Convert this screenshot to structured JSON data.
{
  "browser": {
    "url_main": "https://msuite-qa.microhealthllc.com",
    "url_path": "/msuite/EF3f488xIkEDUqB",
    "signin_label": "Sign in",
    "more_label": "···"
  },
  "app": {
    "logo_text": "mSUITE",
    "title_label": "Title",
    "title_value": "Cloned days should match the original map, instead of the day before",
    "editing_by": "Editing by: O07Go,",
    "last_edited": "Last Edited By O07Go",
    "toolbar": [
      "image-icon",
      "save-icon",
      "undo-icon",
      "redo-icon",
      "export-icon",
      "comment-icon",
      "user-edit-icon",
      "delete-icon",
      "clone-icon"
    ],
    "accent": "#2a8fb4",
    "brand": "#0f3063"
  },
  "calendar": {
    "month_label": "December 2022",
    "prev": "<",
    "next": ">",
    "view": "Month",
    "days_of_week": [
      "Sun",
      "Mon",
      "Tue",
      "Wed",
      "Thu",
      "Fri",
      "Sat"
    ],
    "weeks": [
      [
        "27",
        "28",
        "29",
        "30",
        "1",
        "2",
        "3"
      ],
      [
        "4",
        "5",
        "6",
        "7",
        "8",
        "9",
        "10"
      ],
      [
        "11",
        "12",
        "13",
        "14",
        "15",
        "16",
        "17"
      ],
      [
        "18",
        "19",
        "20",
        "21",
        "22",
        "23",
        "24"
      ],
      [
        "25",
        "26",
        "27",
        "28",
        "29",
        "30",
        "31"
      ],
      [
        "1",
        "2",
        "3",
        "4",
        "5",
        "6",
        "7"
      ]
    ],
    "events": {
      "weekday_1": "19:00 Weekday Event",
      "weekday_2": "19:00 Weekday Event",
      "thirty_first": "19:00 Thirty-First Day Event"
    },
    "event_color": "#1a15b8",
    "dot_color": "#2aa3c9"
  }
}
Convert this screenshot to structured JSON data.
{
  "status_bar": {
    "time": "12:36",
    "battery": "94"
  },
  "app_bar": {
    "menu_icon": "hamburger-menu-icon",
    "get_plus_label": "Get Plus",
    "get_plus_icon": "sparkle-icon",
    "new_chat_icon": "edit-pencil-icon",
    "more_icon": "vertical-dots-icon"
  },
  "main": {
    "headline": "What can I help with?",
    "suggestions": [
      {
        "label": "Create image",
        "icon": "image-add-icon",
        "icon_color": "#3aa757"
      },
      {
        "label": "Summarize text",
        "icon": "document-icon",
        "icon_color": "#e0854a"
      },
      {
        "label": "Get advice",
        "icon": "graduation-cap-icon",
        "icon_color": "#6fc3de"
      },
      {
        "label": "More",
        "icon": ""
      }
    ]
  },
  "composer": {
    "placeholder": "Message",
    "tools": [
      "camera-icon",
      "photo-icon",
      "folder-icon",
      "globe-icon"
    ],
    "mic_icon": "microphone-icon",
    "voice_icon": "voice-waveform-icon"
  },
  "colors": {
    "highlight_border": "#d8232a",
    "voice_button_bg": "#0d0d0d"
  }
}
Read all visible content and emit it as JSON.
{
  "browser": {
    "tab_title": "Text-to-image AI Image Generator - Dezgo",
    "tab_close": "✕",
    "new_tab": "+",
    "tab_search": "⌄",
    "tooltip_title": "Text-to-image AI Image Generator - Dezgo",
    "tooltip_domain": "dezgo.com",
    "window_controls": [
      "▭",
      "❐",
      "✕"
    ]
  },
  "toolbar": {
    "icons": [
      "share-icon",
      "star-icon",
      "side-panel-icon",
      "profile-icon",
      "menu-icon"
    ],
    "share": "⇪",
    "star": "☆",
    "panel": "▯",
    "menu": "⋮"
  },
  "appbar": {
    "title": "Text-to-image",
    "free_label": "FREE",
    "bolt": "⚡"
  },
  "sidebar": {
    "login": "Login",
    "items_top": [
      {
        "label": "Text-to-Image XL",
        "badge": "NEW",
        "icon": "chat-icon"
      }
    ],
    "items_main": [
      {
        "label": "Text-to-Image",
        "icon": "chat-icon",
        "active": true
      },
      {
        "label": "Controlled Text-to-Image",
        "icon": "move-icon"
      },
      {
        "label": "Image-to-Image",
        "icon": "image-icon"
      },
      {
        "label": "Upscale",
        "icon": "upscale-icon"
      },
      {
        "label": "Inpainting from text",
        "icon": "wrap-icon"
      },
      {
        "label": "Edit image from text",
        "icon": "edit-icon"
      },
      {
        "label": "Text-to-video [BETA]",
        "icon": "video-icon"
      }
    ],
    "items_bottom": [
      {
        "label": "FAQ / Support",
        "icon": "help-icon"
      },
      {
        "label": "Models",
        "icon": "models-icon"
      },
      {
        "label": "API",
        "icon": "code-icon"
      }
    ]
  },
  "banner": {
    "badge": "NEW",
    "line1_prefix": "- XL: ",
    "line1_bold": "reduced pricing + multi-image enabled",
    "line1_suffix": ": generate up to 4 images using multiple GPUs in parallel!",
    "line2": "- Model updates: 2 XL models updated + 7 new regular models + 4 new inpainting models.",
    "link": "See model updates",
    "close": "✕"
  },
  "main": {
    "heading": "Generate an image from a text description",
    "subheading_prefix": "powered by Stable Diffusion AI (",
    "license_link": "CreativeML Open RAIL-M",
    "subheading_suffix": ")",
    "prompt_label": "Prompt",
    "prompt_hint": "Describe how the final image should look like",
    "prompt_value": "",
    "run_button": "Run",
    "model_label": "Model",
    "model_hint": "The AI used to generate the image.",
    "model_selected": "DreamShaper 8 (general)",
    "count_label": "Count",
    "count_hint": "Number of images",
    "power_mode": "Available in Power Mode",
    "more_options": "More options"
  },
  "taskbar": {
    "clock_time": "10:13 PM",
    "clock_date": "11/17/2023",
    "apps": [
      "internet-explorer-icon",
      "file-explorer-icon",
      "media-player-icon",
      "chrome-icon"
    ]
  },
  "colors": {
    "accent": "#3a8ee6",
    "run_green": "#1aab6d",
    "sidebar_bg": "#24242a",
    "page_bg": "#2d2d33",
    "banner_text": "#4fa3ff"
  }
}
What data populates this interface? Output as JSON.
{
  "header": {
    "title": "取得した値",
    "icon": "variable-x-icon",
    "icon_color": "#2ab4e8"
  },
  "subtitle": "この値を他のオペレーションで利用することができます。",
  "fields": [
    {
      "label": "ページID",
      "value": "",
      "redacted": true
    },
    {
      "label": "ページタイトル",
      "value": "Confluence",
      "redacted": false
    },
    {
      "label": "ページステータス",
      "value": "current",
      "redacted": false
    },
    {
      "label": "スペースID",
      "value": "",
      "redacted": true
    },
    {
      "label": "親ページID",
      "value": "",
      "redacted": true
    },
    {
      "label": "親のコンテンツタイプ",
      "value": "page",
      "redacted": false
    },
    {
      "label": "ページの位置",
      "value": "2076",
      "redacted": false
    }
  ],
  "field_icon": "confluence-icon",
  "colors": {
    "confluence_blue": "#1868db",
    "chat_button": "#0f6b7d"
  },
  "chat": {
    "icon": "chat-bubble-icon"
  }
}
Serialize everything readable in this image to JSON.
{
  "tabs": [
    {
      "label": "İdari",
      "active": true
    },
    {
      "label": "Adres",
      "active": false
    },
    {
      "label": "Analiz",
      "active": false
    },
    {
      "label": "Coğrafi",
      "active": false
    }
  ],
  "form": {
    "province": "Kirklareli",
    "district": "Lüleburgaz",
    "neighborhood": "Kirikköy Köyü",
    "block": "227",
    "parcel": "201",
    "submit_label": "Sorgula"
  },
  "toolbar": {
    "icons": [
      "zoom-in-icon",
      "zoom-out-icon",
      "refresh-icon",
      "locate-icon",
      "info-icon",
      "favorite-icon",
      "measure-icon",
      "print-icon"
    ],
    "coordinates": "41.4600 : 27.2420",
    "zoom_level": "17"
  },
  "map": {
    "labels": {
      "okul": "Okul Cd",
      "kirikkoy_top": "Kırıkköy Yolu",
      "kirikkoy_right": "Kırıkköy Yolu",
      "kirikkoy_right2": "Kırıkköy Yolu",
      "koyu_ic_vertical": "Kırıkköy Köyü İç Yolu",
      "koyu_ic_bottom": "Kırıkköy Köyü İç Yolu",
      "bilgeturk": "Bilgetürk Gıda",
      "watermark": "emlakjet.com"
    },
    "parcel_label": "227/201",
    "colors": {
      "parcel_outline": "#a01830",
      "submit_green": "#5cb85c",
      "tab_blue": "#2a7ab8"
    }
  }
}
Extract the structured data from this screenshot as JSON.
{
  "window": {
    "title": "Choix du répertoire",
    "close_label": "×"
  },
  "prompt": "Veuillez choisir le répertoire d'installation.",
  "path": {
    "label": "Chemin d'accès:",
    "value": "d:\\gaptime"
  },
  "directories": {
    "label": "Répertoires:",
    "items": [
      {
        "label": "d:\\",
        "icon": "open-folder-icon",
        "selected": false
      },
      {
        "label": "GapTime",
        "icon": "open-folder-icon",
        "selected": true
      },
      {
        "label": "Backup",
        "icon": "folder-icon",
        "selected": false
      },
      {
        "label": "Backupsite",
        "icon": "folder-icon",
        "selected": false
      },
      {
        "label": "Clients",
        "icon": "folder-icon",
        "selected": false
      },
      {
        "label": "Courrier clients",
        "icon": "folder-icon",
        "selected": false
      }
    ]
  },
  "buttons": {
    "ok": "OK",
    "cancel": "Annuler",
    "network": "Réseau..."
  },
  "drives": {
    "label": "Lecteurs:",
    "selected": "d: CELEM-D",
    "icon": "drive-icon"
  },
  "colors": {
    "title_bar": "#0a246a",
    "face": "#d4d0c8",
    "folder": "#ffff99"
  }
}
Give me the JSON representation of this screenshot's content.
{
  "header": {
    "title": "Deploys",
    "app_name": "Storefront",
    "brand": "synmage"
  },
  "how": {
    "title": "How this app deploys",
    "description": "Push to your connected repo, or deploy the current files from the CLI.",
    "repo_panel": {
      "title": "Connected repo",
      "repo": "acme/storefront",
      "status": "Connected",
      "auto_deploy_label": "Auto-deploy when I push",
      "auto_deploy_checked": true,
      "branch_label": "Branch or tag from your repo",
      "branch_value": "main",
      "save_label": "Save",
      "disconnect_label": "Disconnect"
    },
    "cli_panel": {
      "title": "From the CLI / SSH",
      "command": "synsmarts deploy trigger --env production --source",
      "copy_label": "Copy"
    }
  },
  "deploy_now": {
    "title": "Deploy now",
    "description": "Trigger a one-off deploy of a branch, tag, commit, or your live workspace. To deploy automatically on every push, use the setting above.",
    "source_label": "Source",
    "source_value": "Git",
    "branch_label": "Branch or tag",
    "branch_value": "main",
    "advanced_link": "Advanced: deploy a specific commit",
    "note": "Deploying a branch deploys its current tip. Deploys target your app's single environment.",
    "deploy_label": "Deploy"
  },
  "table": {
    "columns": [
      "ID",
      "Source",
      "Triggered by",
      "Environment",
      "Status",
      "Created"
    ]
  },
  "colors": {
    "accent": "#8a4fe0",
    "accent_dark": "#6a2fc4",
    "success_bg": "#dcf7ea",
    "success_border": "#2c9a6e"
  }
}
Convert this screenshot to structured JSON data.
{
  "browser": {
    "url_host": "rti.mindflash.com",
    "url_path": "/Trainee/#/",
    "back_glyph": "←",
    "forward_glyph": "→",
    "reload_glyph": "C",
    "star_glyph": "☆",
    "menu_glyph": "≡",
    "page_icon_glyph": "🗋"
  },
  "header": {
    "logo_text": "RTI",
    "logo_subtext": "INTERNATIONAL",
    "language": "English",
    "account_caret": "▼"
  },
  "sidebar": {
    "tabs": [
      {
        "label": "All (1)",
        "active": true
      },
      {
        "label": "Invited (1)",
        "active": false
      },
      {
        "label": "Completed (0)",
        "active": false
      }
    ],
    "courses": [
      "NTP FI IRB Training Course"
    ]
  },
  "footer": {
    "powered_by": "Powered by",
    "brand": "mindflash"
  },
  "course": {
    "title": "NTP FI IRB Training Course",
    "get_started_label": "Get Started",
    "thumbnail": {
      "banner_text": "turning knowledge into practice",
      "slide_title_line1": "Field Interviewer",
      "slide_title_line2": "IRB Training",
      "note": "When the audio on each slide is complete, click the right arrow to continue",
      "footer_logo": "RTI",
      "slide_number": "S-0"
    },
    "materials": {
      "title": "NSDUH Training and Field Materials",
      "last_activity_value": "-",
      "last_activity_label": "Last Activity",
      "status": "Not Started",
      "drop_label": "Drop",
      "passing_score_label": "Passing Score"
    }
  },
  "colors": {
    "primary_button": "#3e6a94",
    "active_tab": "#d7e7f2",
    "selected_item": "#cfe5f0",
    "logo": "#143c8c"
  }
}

□ □ □ □ □

[Exercise requirements]
Of the lines above, copy each that contains "Köyü".

[Answer to this problem]
    "neighborhood": "Kirikköy Köyü",
      "koyu_ic_vertical": "Kırıkköy Köyü İç Yolu",
      "koyu_ic_bottom": "Kırıkköy Köyü İç Yolu",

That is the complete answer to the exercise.